══ RECORDS PROVIDED ══

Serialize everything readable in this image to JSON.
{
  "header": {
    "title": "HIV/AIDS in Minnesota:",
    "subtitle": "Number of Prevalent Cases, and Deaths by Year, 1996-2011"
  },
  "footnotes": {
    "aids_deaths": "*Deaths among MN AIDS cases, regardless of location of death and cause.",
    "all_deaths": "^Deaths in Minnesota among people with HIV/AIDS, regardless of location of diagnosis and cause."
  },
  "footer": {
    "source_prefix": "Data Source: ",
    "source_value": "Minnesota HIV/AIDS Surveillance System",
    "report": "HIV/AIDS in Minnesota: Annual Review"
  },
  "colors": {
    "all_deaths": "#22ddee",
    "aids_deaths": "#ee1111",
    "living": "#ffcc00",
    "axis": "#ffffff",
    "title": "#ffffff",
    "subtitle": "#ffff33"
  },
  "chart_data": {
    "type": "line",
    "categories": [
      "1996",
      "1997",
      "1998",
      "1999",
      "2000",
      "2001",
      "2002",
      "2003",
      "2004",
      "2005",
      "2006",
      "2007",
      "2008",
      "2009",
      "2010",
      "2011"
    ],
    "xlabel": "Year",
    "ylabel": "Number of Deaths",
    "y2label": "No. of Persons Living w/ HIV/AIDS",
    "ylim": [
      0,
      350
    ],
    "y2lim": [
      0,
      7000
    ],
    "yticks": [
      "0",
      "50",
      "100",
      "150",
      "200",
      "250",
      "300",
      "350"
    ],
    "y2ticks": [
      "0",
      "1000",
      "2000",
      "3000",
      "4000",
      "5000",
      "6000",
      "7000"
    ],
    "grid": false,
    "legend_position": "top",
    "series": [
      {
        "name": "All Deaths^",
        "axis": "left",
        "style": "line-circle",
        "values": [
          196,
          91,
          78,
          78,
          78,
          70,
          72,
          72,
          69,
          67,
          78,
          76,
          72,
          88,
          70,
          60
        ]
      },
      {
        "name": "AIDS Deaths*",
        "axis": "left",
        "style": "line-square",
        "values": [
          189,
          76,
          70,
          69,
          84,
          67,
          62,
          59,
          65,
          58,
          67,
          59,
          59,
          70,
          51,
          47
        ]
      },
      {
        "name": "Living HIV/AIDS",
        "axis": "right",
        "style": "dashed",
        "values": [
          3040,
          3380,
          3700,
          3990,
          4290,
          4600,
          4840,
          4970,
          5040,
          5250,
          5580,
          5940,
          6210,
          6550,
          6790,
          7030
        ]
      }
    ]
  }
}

═══

--- EXERCISE DIRECTIONS ---
Using the data above, print every record exactly as shown.

--- RESULT ---
Serialize everything readable in this image to JSON.
{
  "header": {
    "title": "HIV/AIDS in Minnesota:",
    "subtitle": "Number of Prevalent Cases, and Deaths by Year, 1996-2011"
  },
  "footnotes": {
    "aids_deaths": "*Deaths among MN AIDS cases, regardless of location of death and cause.",
    "all_deaths": "^Deaths in Minnesota among people with HIV/AIDS, regardless of location of diagnosis and cause."
  },
  "footer": {
    "source_prefix": "Data Source: ",
    "source_value": "Minnesota HIV/AIDS Surveillance System",
    "report": "HIV/AIDS in Minnesota: Annual Review"
  },
  "colors": {
    "all_deaths": "#22ddee",
    "aids_deaths": "#ee1111",
    "living": "#ffcc00",
    "axis": "#ffffff",
    "title": "#ffffff",
    "subtitle": "#ffff33"
  },
  "chart_data": {
    "type": "line",
    "categories": [
      "1996",
      "1997",
      "1998",
      "1999",
      "2000",
      "2001",
      "2002",
      "2003",
      "2004",
      "2005",
      "2006",
      "2007",
      "2008",
      "2009",
      "2010",
      "2011"
    ],
    "xlabel": "Year",
    "ylabel": "Number of Deaths",
    "y2label": "No. of Persons Living w/ HIV/AIDS",
    "ylim": [
      0,
      350
    ],
    "y2lim": [
      0,
      7000
    ],
    "yticks": [
      "0",
      "50",
      "100",
      "150",
      "200",
      "250",
      "300",
      "350"
    ],
    "y2ticks": [
      "0",
      "1000",
      "2000",
      "3000",
      "4000",
      "5000",
      "6000",
      "7000"
    ],
    "grid": false,
    "legend_position": "top",
    "series": [
      {
        "name": "All Deaths^",
        "axis": "left",
        "style": "line-circle",
        "values": [
          196,
          91,
          78,
          78,
          78,
          70,
          72,
          72,
          69,
          67,
          78,
          76,
          72,
          88,
          70,
          60
        ]
      },
      {
        "name": "AIDS Deaths*",
        "axis": "left",
        "style": "line-square",
        "values": [
          189,
          76,
          70,
          69,
          84,
          67,
          62,
          59,
          65,
          58,
          67,
          59,
          59,
          70,
          51,
          47
        ]
      },
      {
        "name": "Living HIV/AIDS",
        "axis": "right",
        "style": "dashed",
        "values": [
          3040,
          3380,
          3700,
          3990,
          4290,
          4600,
          4840,
          4970,
          5040,
          5250,
          5580,
          5940,
          6210,
          6550,
          6790,
          7030
        ]
      }
    ]
  }
}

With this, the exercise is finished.